* Problem details: Render the entries from their first line through the line containing "- shirt-button: [274, 248, 278, 252]" as a Markdown table with a Row column for the row number and a Line column for the text, leaving out any blank lines.

Entries taken from a collection:
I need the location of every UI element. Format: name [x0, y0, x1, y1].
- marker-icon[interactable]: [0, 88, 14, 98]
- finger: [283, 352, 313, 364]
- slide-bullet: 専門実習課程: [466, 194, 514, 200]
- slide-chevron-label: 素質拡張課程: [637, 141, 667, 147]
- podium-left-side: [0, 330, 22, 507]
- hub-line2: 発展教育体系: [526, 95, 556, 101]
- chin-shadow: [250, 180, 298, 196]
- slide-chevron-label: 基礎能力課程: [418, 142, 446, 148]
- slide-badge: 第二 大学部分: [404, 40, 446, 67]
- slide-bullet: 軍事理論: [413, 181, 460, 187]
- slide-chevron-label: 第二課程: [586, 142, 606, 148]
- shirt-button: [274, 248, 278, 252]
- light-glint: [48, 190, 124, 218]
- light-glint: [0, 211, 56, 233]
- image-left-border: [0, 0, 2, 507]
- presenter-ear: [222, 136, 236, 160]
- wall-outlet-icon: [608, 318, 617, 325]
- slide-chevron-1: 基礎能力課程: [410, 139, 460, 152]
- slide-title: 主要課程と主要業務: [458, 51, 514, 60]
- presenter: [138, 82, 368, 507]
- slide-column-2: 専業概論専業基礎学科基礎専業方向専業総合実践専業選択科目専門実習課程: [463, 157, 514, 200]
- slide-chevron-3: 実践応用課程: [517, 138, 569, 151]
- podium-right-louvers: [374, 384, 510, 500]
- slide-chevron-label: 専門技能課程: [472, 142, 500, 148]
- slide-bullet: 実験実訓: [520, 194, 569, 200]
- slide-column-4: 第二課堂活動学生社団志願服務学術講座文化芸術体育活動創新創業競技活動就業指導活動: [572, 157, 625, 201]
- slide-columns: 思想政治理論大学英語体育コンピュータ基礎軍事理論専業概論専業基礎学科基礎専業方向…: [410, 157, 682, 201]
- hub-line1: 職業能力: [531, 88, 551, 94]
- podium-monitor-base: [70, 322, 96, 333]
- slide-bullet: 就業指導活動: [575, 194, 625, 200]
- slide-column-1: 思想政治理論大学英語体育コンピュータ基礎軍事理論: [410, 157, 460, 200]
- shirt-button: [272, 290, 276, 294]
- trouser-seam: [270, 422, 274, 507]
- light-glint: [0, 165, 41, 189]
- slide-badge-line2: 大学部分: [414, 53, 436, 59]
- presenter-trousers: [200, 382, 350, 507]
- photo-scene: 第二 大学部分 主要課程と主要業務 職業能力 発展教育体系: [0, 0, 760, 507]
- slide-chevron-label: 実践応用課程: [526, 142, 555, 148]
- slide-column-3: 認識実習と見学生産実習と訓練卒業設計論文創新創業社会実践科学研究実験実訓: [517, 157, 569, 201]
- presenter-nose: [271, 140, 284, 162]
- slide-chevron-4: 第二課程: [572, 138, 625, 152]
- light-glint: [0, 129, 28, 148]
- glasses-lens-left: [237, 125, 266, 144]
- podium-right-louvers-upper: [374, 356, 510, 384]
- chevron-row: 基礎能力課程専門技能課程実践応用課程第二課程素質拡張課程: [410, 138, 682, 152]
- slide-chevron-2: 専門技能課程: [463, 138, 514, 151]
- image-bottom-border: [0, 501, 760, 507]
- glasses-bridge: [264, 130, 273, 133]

* Solution to the problem:
| Row | Line |
|---|---|
| 1 | I need the location of every UI element. Format: name [x0, y0, x1, y1]. |
| 2 | - marker-icon[interactable]: [0, 88, 14, 98] |
| 3 | - finger: [283, 352, 313, 364] |
| 4 | - slide-bullet: 専門実習課程: [466, 194, 514, 200] |
| 5 | - slide-chevron-label: 素質拡張課程: [637, 141, 667, 147] |
| 6 | - podium-left-side: [0, 330, 22, 507] |
| 7 | - hub-line2: 発展教育体系: [526, 95, 556, 101] |
| 8 | - chin-shadow: [250, 180, 298, 196] |
| 9 | - slide-chevron-label: 基礎能力課程: [418, 142, 446, 148] |
| 10 | - slide-badge: 第二 大学部分: [404, 40, 446, 67] |
| 11 | - slide-bullet: 軍事理論: [413, 181, 460, 187] |
| 12 | - slide-chevron-label: 第二課程: [586, 142, 606, 148] |
| 13 | - shirt-button: [274, 248, 278, 252] |